YOUR INSTRUCTIONS
Tell me how many lines hold "name", please, using only the number.

══════════════════════════════

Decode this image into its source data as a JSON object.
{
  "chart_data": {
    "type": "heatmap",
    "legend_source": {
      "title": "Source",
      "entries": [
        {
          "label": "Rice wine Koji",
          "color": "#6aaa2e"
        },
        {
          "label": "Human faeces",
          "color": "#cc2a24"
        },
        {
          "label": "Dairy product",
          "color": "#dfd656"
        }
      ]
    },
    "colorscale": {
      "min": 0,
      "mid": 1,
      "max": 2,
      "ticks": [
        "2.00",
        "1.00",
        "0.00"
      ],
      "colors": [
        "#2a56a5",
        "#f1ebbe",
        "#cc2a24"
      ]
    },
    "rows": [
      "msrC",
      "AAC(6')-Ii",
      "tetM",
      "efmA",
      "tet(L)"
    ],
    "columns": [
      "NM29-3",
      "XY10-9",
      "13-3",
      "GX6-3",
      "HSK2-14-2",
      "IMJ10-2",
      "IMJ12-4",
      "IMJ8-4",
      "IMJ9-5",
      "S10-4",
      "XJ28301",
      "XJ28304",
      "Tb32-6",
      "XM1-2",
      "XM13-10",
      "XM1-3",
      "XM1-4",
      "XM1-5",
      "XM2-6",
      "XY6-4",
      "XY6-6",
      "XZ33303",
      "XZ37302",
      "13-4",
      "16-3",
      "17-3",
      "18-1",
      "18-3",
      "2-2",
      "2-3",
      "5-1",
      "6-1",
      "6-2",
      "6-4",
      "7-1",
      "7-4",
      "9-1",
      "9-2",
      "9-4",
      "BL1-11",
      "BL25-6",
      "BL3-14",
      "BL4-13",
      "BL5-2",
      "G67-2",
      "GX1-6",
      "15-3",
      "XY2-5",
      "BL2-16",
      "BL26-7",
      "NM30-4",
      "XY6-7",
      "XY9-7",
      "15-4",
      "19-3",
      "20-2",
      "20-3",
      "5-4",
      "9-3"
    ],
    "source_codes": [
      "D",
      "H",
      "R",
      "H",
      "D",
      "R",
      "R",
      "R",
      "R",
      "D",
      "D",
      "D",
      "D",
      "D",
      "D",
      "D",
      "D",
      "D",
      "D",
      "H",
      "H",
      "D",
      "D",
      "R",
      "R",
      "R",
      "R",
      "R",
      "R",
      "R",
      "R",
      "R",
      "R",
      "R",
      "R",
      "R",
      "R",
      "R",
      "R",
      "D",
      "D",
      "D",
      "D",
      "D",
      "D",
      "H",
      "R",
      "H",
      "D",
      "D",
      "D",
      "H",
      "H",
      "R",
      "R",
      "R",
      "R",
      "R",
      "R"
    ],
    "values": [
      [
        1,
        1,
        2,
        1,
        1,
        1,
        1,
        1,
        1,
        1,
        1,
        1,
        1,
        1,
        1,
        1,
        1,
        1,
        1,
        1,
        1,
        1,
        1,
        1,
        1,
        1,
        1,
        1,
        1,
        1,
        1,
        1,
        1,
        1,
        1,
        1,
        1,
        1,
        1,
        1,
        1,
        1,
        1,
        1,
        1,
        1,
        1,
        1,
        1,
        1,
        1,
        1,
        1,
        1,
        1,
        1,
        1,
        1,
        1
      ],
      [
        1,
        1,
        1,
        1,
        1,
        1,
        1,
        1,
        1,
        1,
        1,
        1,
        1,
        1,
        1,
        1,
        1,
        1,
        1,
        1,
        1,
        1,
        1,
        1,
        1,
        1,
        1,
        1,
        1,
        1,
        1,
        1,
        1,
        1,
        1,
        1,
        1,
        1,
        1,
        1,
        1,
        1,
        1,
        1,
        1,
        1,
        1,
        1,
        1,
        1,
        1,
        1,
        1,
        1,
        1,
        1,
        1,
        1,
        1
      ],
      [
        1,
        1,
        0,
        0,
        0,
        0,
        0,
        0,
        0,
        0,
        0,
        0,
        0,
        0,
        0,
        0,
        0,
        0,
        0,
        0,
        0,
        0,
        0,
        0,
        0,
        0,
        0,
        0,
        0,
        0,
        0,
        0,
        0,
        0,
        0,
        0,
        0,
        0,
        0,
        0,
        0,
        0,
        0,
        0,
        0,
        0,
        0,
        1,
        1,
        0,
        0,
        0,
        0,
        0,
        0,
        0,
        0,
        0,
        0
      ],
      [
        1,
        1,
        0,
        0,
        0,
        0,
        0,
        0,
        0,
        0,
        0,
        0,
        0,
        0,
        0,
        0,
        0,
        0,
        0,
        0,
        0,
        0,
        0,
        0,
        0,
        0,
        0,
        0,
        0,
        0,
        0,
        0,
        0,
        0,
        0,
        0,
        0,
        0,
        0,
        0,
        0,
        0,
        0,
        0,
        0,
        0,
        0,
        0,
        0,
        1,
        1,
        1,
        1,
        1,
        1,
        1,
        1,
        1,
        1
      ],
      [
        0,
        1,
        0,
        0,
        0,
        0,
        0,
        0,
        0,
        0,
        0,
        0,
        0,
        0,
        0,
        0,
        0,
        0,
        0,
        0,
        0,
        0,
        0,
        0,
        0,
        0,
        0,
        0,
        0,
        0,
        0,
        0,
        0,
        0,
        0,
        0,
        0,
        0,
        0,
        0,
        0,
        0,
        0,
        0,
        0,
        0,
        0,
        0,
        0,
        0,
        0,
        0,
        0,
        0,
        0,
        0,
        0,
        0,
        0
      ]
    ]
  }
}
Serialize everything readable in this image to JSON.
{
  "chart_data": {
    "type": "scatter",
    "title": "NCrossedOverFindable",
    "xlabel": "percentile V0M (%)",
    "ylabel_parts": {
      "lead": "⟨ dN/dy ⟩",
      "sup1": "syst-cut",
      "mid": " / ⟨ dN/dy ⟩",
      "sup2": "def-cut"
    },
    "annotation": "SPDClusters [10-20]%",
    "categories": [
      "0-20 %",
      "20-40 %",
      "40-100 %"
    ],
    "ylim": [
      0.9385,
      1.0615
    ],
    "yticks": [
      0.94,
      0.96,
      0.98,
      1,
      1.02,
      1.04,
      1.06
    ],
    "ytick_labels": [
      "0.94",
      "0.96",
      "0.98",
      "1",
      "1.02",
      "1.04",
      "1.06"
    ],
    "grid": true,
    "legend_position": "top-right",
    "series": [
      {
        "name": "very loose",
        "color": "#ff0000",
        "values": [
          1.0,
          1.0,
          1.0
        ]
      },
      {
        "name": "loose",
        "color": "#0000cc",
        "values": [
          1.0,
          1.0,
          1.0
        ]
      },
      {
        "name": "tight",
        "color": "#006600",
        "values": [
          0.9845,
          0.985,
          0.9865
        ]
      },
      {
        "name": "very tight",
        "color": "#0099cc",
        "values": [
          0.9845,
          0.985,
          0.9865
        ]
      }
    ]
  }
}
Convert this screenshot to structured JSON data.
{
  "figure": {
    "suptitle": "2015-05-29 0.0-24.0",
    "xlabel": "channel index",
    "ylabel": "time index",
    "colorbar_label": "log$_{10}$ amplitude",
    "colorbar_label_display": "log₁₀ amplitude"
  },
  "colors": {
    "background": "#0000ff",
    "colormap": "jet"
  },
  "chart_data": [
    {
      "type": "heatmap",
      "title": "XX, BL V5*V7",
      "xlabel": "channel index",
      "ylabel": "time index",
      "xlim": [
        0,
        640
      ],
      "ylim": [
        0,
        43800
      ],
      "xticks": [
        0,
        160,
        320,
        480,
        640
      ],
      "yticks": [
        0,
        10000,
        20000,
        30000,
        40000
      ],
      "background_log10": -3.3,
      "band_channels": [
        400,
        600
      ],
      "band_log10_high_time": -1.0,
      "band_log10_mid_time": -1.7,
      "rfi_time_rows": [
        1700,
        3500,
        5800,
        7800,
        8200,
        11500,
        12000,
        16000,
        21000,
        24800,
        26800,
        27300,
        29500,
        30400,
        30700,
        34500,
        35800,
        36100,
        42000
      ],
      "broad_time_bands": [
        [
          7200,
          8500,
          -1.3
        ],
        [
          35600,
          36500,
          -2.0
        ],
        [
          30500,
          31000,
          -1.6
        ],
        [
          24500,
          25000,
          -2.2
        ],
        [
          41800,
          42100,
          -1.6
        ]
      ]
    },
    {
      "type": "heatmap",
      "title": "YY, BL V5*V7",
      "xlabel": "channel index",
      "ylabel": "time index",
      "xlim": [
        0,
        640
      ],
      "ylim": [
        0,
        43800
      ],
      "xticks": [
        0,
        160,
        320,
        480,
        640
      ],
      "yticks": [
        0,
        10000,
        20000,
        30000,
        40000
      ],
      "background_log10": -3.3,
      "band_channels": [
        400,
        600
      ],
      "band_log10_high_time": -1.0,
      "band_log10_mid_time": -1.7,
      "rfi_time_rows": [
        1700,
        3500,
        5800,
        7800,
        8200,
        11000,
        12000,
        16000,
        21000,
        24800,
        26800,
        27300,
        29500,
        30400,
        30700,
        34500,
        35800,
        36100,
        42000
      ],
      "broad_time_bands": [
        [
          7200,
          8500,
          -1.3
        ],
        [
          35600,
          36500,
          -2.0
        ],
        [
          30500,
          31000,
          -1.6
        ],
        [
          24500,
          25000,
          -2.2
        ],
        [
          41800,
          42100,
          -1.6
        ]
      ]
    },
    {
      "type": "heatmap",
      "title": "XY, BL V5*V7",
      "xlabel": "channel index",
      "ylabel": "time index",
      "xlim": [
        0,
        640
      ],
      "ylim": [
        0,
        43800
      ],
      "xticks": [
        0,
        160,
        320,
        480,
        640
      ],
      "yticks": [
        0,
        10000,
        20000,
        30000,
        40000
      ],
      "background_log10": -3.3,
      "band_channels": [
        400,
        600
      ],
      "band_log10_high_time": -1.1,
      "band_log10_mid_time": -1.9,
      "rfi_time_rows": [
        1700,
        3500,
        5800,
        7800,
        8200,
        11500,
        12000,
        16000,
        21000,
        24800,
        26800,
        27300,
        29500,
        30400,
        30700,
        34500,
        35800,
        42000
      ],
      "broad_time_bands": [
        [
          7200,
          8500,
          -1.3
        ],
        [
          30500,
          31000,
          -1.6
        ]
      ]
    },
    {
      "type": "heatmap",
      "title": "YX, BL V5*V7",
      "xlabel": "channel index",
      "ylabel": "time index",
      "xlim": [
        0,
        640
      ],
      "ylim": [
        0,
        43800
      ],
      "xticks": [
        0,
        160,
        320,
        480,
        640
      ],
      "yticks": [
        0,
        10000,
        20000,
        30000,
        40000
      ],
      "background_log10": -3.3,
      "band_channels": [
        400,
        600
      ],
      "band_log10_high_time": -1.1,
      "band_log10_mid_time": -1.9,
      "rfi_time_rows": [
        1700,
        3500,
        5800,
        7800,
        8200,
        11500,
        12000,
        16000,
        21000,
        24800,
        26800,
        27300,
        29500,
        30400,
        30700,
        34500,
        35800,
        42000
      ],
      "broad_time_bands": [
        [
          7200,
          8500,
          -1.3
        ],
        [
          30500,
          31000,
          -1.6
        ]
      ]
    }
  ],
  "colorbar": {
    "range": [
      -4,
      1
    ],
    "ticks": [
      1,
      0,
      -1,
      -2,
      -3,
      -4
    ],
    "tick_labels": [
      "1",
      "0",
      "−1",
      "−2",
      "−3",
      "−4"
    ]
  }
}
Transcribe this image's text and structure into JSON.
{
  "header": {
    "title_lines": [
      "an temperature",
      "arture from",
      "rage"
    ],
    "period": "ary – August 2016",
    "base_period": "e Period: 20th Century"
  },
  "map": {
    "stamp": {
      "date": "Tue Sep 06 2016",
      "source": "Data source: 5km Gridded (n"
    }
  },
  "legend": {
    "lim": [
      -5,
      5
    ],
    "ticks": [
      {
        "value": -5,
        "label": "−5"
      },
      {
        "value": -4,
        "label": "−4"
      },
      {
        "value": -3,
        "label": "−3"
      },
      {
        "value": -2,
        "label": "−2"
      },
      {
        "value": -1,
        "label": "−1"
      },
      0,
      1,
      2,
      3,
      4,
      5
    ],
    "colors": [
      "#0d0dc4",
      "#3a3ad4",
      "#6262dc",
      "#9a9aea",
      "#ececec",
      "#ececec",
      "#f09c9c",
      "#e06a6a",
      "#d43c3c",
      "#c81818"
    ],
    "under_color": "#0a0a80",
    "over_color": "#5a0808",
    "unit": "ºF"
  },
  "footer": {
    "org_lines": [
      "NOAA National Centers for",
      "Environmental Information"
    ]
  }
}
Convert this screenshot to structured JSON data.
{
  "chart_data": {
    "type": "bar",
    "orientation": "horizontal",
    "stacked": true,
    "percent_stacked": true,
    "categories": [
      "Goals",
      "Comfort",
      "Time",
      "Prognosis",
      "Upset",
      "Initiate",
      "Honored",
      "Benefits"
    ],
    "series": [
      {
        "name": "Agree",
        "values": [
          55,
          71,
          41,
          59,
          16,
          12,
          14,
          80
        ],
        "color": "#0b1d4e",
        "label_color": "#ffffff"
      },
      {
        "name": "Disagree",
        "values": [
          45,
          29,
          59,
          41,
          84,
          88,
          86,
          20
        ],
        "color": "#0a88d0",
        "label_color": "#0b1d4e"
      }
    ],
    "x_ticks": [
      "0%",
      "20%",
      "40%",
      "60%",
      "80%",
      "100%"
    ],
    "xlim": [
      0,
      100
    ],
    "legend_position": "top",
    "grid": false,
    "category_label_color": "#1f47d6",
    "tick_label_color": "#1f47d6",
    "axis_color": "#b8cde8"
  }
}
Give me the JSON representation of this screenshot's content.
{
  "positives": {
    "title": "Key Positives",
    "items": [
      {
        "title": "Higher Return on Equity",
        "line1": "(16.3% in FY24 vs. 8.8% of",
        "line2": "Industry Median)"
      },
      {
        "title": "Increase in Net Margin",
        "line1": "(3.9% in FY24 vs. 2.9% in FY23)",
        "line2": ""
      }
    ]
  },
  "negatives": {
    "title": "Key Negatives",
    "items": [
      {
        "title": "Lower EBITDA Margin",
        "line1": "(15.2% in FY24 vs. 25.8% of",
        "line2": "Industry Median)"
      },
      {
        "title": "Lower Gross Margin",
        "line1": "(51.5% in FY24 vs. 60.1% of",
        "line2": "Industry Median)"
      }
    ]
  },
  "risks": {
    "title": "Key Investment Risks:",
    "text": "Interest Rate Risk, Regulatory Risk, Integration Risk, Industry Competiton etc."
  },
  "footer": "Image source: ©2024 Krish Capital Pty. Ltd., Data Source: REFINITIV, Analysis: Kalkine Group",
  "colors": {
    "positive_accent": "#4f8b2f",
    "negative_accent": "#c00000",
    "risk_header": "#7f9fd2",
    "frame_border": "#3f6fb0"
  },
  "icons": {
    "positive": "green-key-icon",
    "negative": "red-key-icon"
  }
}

══════════════════════════════

ANSWER IN FULL
6